**WHAT YOU HAVE TO DO**: Every record that follows must be duplicated exactly, with images left out.

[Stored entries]
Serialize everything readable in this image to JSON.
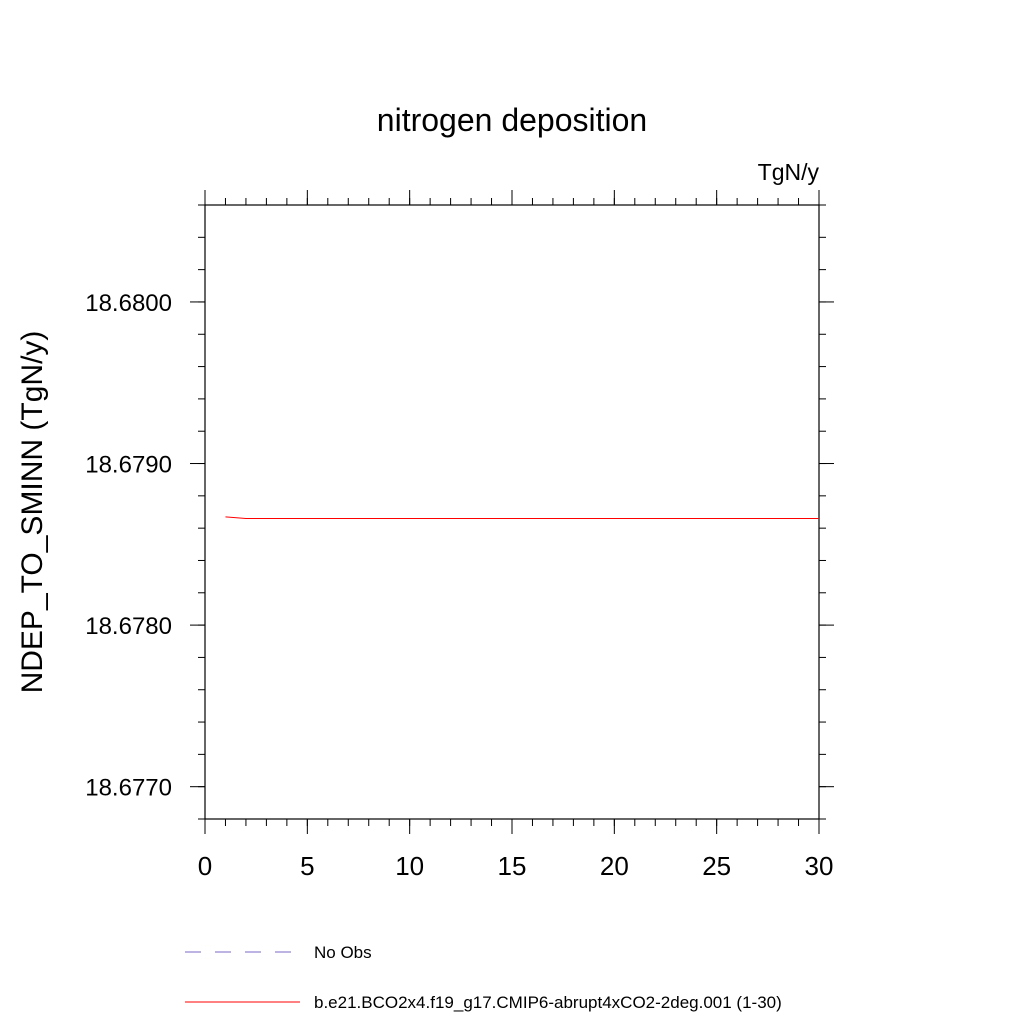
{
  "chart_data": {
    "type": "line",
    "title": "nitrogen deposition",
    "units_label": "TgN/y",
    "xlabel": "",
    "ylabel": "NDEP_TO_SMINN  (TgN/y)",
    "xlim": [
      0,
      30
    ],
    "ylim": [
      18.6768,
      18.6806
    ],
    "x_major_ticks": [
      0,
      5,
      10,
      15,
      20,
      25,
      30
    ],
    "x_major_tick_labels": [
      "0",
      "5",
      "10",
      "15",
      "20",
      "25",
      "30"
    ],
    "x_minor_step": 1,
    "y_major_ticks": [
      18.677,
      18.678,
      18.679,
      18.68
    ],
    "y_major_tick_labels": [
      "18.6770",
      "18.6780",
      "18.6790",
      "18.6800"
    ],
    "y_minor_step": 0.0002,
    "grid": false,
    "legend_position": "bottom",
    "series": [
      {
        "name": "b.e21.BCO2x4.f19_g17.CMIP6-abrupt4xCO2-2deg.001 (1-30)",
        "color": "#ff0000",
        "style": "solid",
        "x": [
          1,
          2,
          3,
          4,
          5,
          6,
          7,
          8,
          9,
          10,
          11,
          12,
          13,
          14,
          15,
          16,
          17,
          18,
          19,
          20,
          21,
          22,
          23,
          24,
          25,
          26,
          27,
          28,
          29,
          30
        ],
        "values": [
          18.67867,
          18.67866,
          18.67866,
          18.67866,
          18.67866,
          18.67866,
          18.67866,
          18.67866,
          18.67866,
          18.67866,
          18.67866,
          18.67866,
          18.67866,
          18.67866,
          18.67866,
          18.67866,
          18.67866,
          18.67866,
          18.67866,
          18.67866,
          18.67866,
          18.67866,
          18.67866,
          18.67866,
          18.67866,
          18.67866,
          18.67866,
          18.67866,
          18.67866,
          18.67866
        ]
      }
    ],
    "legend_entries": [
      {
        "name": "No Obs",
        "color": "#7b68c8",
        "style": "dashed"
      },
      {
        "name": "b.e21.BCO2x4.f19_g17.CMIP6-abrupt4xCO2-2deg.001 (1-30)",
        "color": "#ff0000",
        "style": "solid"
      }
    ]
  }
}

**SOLUTION TO THIS EXERCISE**:
Serialize everything readable in this image to JSON.
{
  "chart_data": {
    "type": "line",
    "title": "nitrogen deposition",
    "units_label": "TgN/y",
    "xlabel": "",
    "ylabel": "NDEP_TO_SMINN  (TgN/y)",
    "xlim": [
      0,
      30
    ],
    "ylim": [
      18.6768,
      18.6806
    ],
    "x_major_ticks": [
      0,
      5,
      10,
      15,
      20,
      25,
      30
    ],
    "x_major_tick_labels": [
      "0",
      "5",
      "10",
      "15",
      "20",
      "25",
      "30"
    ],
    "x_minor_step": 1,
    "y_major_ticks": [
      18.677,
      18.678,
      18.679,
      18.68
    ],
    "y_major_tick_labels": [
      "18.6770",
      "18.6780",
      "18.6790",
      "18.6800"
    ],
    "y_minor_step": 0.0002,
    "grid": false,
    "legend_position": "bottom",
    "series": [
      {
        "name": "b.e21.BCO2x4.f19_g17.CMIP6-abrupt4xCO2-2deg.001 (1-30)",
        "color": "#ff0000",
        "style": "solid",
        "x": [
          1,
          2,
          3,
          4,
          5,
          6,
          7,
          8,
          9,
          10,
          11,
          12,
          13,
          14,
          15,
          16,
          17,
          18,
          19,
          20,
          21,
          22,
          23,
          24,
          25,
          26,
          27,
          28,
          29,
          30
        ],
        "values": [
          18.67867,
          18.67866,
          18.67866,
          18.67866,
          18.67866,
          18.67866,
          18.67866,
          18.67866,
          18.67866,
          18.67866,
          18.67866,
          18.67866,
          18.67866,
          18.67866,
          18.67866,
          18.67866,
          18.67866,
          18.67866,
          18.67866,
          18.67866,
          18.67866,
          18.67866,
          18.67866,
          18.67866,
          18.67866,
          18.67866,
          18.67866,
          18.67866,
          18.67866,
          18.67866
        ]
      }
    ],
    "legend_entries": [
      {
        "name": "No Obs",
        "color": "#7b68c8",
        "style": "dashed"
      },
      {
        "name": "b.e21.BCO2x4.f19_g17.CMIP6-abrupt4xCO2-2deg.001 (1-30)",
        "color": "#ff0000",
        "style": "solid"
      }
    ]
  }
}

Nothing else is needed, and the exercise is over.